**TO DO**
Transcribe all the entries word for word, but omit the images.

**RECORDS TO PROCESS**

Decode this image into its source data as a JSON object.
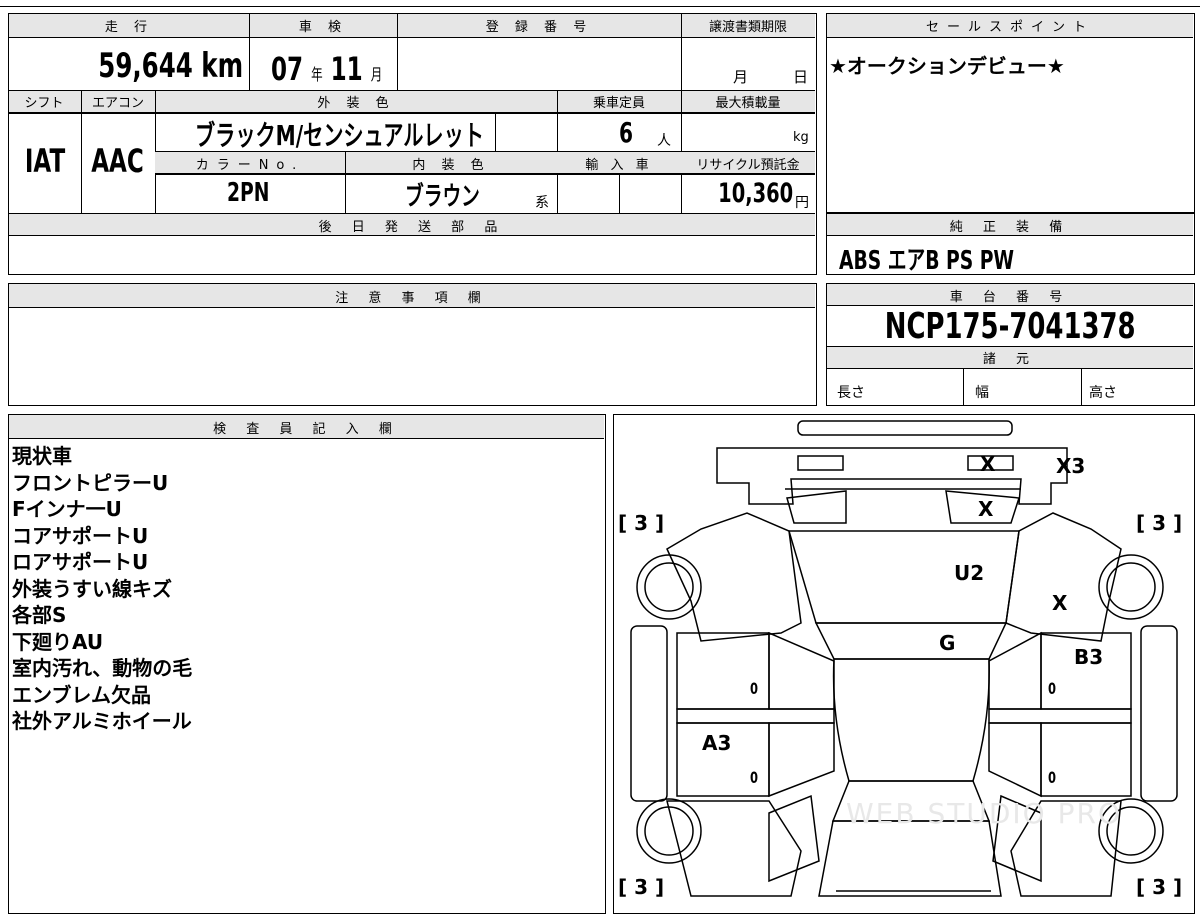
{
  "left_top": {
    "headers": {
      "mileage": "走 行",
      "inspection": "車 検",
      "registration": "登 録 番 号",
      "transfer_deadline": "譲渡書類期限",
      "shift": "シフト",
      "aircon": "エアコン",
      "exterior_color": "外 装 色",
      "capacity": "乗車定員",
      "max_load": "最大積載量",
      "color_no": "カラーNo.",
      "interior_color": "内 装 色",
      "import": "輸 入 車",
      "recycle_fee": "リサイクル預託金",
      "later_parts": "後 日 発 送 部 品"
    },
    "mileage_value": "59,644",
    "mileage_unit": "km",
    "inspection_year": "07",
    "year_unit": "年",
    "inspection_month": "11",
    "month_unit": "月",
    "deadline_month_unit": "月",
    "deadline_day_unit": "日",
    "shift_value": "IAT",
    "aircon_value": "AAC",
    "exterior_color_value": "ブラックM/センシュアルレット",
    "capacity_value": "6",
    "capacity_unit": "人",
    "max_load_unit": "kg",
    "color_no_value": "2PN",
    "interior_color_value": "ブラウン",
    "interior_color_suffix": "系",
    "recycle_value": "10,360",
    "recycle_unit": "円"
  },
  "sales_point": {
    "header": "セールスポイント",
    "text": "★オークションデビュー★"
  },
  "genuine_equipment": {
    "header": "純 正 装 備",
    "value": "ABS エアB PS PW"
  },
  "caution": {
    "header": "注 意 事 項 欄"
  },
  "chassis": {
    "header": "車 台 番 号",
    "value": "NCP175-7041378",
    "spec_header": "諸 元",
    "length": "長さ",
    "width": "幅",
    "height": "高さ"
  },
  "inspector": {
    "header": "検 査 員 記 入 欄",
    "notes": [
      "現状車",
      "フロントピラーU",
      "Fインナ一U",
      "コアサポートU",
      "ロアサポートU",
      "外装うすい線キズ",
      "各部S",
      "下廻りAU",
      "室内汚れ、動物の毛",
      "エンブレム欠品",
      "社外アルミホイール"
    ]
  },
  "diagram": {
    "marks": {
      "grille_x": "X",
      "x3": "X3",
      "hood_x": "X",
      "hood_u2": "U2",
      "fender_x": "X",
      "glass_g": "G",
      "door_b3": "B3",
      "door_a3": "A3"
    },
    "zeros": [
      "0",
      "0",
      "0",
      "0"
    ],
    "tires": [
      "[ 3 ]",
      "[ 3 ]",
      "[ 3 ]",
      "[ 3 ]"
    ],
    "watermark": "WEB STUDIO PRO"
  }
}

**THE OUTPUT**
Decode this image into its source data as a JSON object.
{
  "left_top": {
    "headers": {
      "mileage": "走 行",
      "inspection": "車 検",
      "registration": "登 録 番 号",
      "transfer_deadline": "譲渡書類期限",
      "shift": "シフト",
      "aircon": "エアコン",
      "exterior_color": "外 装 色",
      "capacity": "乗車定員",
      "max_load": "最大積載量",
      "color_no": "カラーNo.",
      "interior_color": "内 装 色",
      "import": "輸 入 車",
      "recycle_fee": "リサイクル預託金",
      "later_parts": "後 日 発 送 部 品"
    },
    "mileage_value": "59,644",
    "mileage_unit": "km",
    "inspection_year": "07",
    "year_unit": "年",
    "inspection_month": "11",
    "month_unit": "月",
    "deadline_month_unit": "月",
    "deadline_day_unit": "日",
    "shift_value": "IAT",
    "aircon_value": "AAC",
    "exterior_color_value": "ブラックM/センシュアルレット",
    "capacity_value": "6",
    "capacity_unit": "人",
    "max_load_unit": "kg",
    "color_no_value": "2PN",
    "interior_color_value": "ブラウン",
    "interior_color_suffix": "系",
    "recycle_value": "10,360",
    "recycle_unit": "円"
  },
  "sales_point": {
    "header": "セールスポイント",
    "text": "★オークションデビュー★"
  },
  "genuine_equipment": {
    "header": "純 正 装 備",
    "value": "ABS エアB PS PW"
  },
  "caution": {
    "header": "注 意 事 項 欄"
  },
  "chassis": {
    "header": "車 台 番 号",
    "value": "NCP175-7041378",
    "spec_header": "諸 元",
    "length": "長さ",
    "width": "幅",
    "height": "高さ"
  },
  "inspector": {
    "header": "検 査 員 記 入 欄",
    "notes": [
      "現状車",
      "フロントピラーU",
      "Fインナ一U",
      "コアサポートU",
      "ロアサポートU",
      "外装うすい線キズ",
      "各部S",
      "下廻りAU",
      "室内汚れ、動物の毛",
      "エンブレム欠品",
      "社外アルミホイール"
    ]
  },
  "diagram": {
    "marks": {
      "grille_x": "X",
      "x3": "X3",
      "hood_x": "X",
      "hood_u2": "U2",
      "fender_x": "X",
      "glass_g": "G",
      "door_b3": "B3",
      "door_a3": "A3"
    },
    "zeros": [
      "0",
      "0",
      "0",
      "0"
    ],
    "tires": [
      "[ 3 ]",
      "[ 3 ]",
      "[ 3 ]",
      "[ 3 ]"
    ],
    "watermark": "WEB STUDIO PRO"
  }
}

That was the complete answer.